> Task to carry out
Read the data and repeat all of it exactly.
..............................
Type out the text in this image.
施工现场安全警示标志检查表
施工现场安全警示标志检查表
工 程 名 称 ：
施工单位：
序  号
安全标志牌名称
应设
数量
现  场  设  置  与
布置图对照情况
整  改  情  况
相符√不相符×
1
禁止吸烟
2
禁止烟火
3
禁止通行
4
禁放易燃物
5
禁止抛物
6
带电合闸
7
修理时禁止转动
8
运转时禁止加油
..............................
> Expected answer
Type out the text in this image.
施工现场安全警示标志检查表
施工现场安全警示标志检查表
工 程 名 称 ：
施工单位：
序  号
安全标志牌名称
应设
数量
现  场  设  置  与
布置图对照情况
整  改  情  况
相符√不相符×
1
禁止吸烟
2
禁止烟火
3
禁止通行
4
禁放易燃物
5
禁止抛物
6
带电合闸
7
修理时禁止转动
8
运转时禁止加油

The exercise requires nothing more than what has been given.